### Instruction
Give nothing except the number of lines containing the word "Animation".

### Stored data
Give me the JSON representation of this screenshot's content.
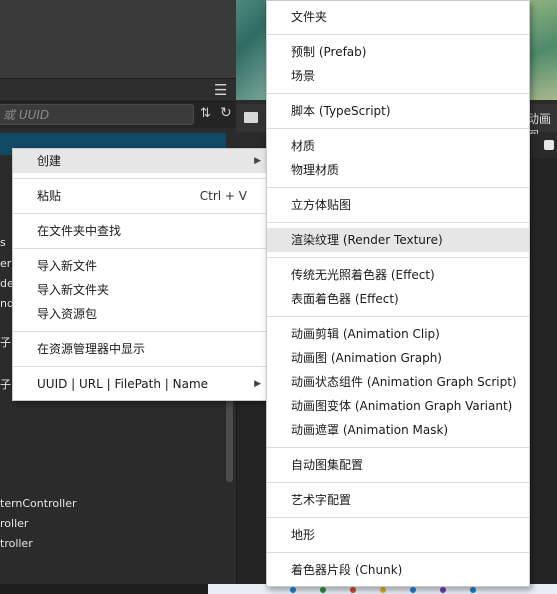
{
  "editor": {
    "search_placeholder": "按名称搜索 或 UUID",
    "search_visible": "或 UUID",
    "right_tab_label": "动画图",
    "tree_fragments": [
      "s",
      "eria",
      "der",
      "nd",
      "子",
      "子",
      "ternController",
      "roller",
      "troller"
    ]
  },
  "left_menu": {
    "items": [
      {
        "label": "创建",
        "submenu": true,
        "highlighted": true
      },
      {
        "separator": true
      },
      {
        "label": "粘贴",
        "shortcut": "Ctrl + V"
      },
      {
        "separator": true
      },
      {
        "label": "在文件夹中查找"
      },
      {
        "separator": true
      },
      {
        "label": "导入新文件"
      },
      {
        "label": "导入新文件夹"
      },
      {
        "label": "导入资源包"
      },
      {
        "separator": true
      },
      {
        "label": "在资源管理器中显示"
      },
      {
        "separator": true
      },
      {
        "label": "UUID | URL | FilePath | Name",
        "submenu": true
      }
    ]
  },
  "right_menu": {
    "items": [
      {
        "label": "文件夹"
      },
      {
        "separator": true
      },
      {
        "label": "预制 (Prefab)"
      },
      {
        "label": "场景"
      },
      {
        "separator": true
      },
      {
        "label": "脚本 (TypeScript)"
      },
      {
        "separator": true
      },
      {
        "label": "材质"
      },
      {
        "label": "物理材质"
      },
      {
        "separator": true
      },
      {
        "label": "立方体贴图"
      },
      {
        "separator": true
      },
      {
        "label": "渲染纹理 (Render Texture)",
        "highlighted": true
      },
      {
        "separator": true
      },
      {
        "label": "传统无光照着色器 (Effect)"
      },
      {
        "label": "表面着色器 (Effect)"
      },
      {
        "separator": true
      },
      {
        "label": "动画剪辑 (Animation Clip)"
      },
      {
        "label": "动画图 (Animation Graph)"
      },
      {
        "label": "动画状态组件 (Animation Graph Script)"
      },
      {
        "label": "动画图变体 (Animation Graph Variant)"
      },
      {
        "label": "动画遮罩 (Animation Mask)"
      },
      {
        "separator": true
      },
      {
        "label": "自动图集配置"
      },
      {
        "separator": true
      },
      {
        "label": "艺术字配置"
      },
      {
        "separator": true
      },
      {
        "label": "地形"
      },
      {
        "separator": true
      },
      {
        "label": "着色器片段 (Chunk)"
      }
    ]
  },
  "colors": {
    "selection": "#124a66",
    "menu_bg": "#ffffff",
    "menu_highlight": "#e6e6e6"
  }
}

### Written response
5